- Short problem -
Pull every line that holds the word "mysql" from the entries.

═════ Data shown ═════

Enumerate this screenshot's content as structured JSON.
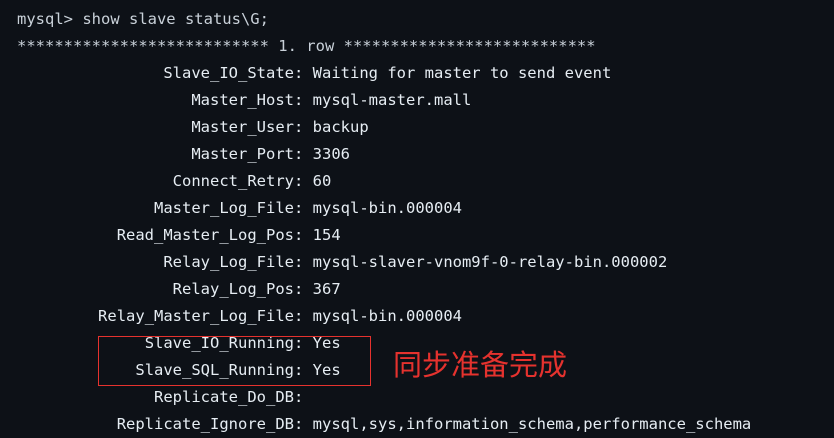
{
  "terminal": {
    "command_line": "mysql> show slave status\\G;",
    "row_header": "*************************** 1. row ***************************",
    "rows": [
      {
        "key": "Slave_IO_State",
        "value": "Waiting for master to send event"
      },
      {
        "key": "Master_Host",
        "value": "mysql-master.mall"
      },
      {
        "key": "Master_User",
        "value": "backup"
      },
      {
        "key": "Master_Port",
        "value": "3306"
      },
      {
        "key": "Connect_Retry",
        "value": "60"
      },
      {
        "key": "Master_Log_File",
        "value": "mysql-bin.000004"
      },
      {
        "key": "Read_Master_Log_Pos",
        "value": "154"
      },
      {
        "key": "Relay_Log_File",
        "value": "mysql-slaver-vnom9f-0-relay-bin.000002"
      },
      {
        "key": "Relay_Log_Pos",
        "value": "367"
      },
      {
        "key": "Relay_Master_Log_File",
        "value": "mysql-bin.000004"
      },
      {
        "key": "Slave_IO_Running",
        "value": "Yes"
      },
      {
        "key": "Slave_SQL_Running",
        "value": "Yes"
      },
      {
        "key": "Replicate_Do_DB",
        "value": ""
      },
      {
        "key": "Replicate_Ignore_DB",
        "value": "mysql,sys,information_schema,performance_schema"
      }
    ]
  },
  "annotation": {
    "text": "同步准备完成",
    "color": "#e5322e"
  }
}
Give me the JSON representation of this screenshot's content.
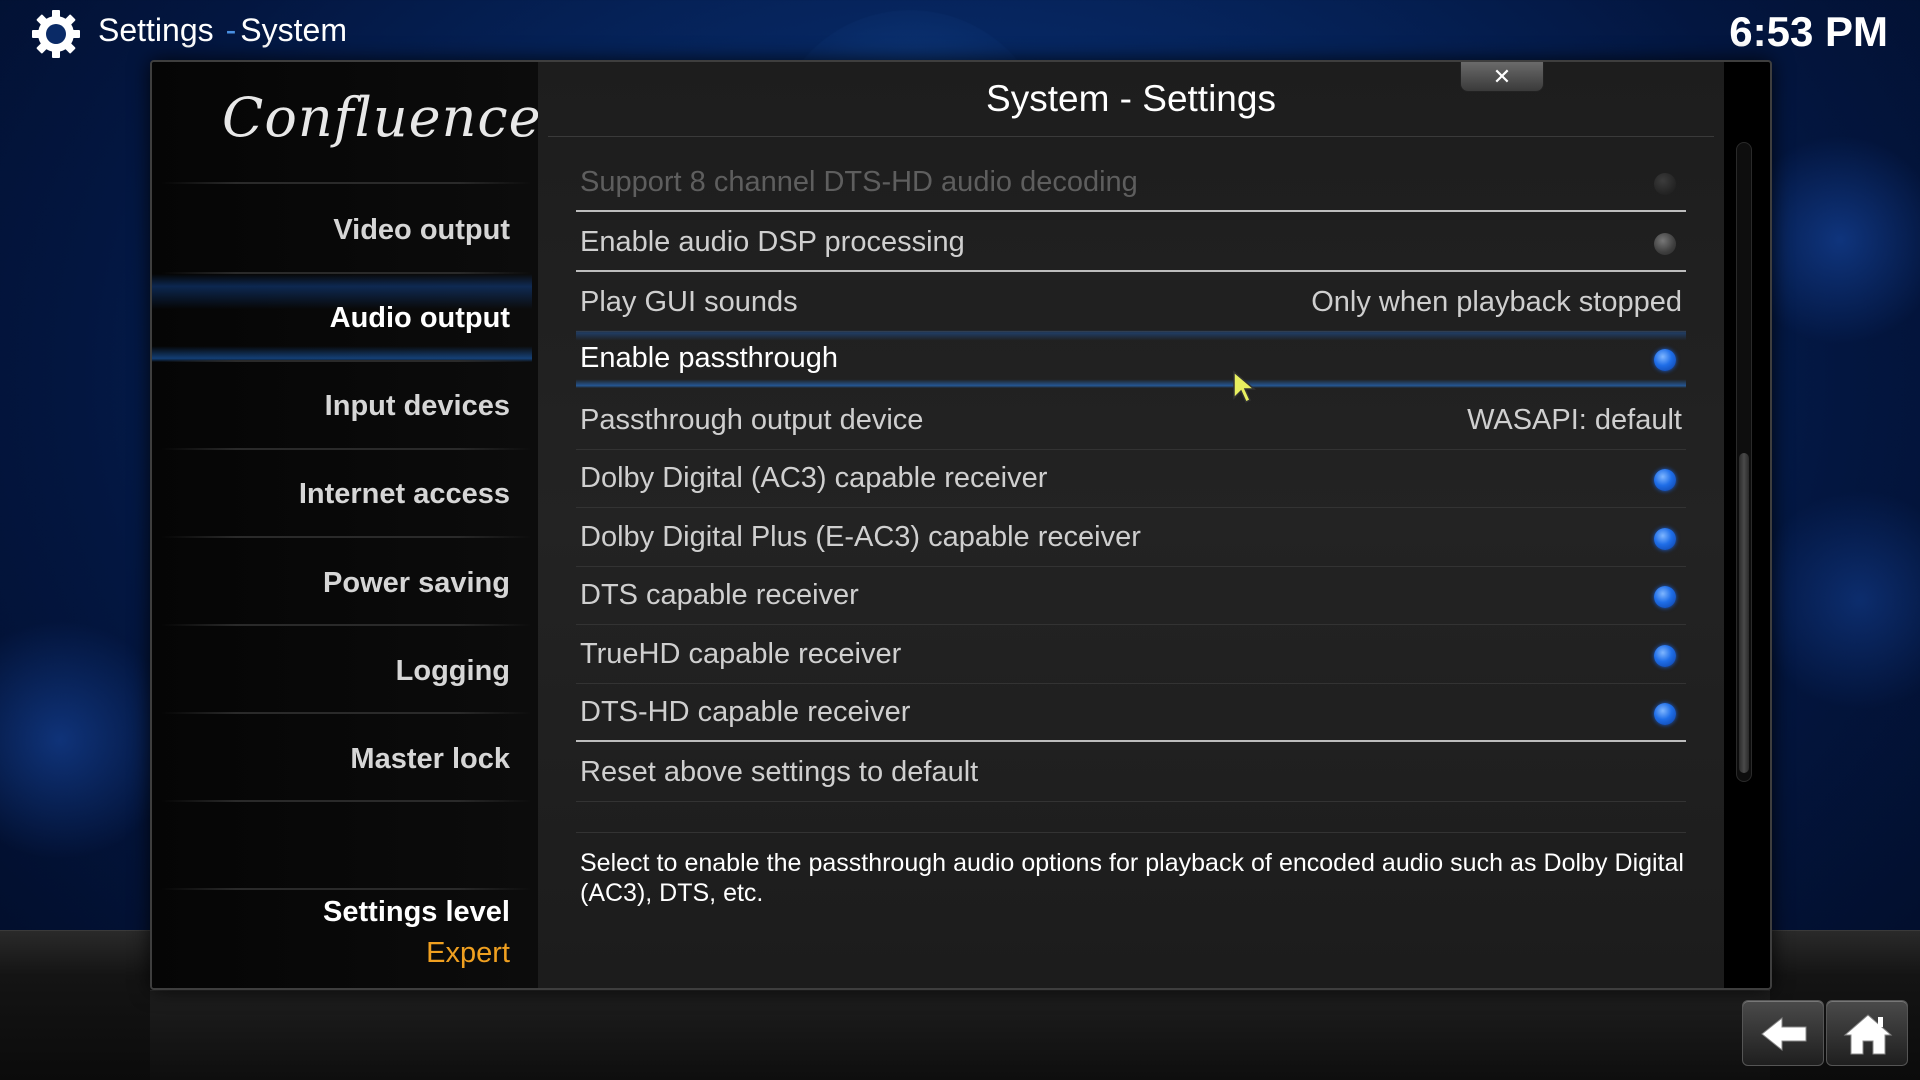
{
  "header": {
    "app_section": "Settings",
    "separator": "-",
    "sub_section": "System",
    "clock": "6:53 PM"
  },
  "sidebar": {
    "logo_text": "Confluence",
    "items": [
      {
        "label": "Video output"
      },
      {
        "label": "Audio output"
      },
      {
        "label": "Input devices"
      },
      {
        "label": "Internet access"
      },
      {
        "label": "Power saving"
      },
      {
        "label": "Logging"
      },
      {
        "label": "Master lock"
      }
    ],
    "active_item": "Audio output",
    "settings_level_label": "Settings level",
    "settings_level_value": "Expert"
  },
  "dialog": {
    "title": "System - Settings",
    "close_label": "✕"
  },
  "settings": [
    {
      "label": "Support 8 channel DTS-HD audio decoding",
      "type": "toggle",
      "state": "disabled"
    },
    {
      "label": "Enable audio DSP processing",
      "type": "toggle",
      "state": "off"
    },
    {
      "label": "Play GUI sounds",
      "type": "value",
      "value": "Only when playback stopped"
    },
    {
      "label": "Enable passthrough",
      "type": "toggle",
      "state": "on",
      "selected": true
    },
    {
      "label": "Passthrough output device",
      "type": "value",
      "value": "WASAPI: default"
    },
    {
      "label": "Dolby Digital (AC3) capable receiver",
      "type": "toggle",
      "state": "on"
    },
    {
      "label": "Dolby Digital Plus (E-AC3) capable receiver",
      "type": "toggle",
      "state": "on"
    },
    {
      "label": "DTS capable receiver",
      "type": "toggle",
      "state": "on"
    },
    {
      "label": "TrueHD capable receiver",
      "type": "toggle",
      "state": "on"
    },
    {
      "label": "DTS-HD capable receiver",
      "type": "toggle",
      "state": "on"
    },
    {
      "label": "Reset above settings to default",
      "type": "action"
    }
  ],
  "description": "Select to enable the passthrough audio options for playback of encoded audio such as Dolby Digital (AC3), DTS, etc.",
  "icons": {
    "settings": "gear-icon",
    "close": "close-icon",
    "back": "back-arrow-icon",
    "home": "home-icon"
  },
  "colors": {
    "accent": "#1f6ee8",
    "settings_level_value": "#f0a020",
    "breadcrumb_separator": "#4a90e2"
  }
}
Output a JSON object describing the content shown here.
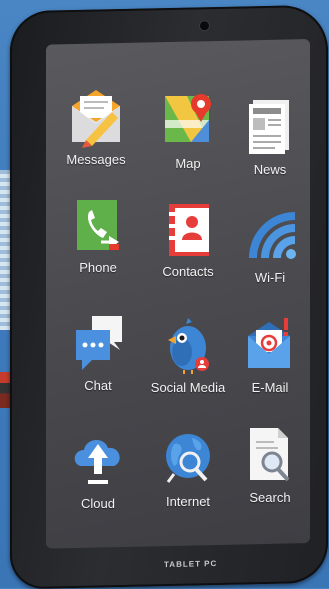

═════

- Task response -
    "command_line": "mysql> show slave status\\G;",
        "value": "mysql-master.mall"
        "value": "mysql-bin.000004"
        "value": "mysql-slaver-vnom9f-0-relay-bin.000002"
        "value": "mysql-bin.000004"
        "value": "mysql,sys,information_schema,performance_schema"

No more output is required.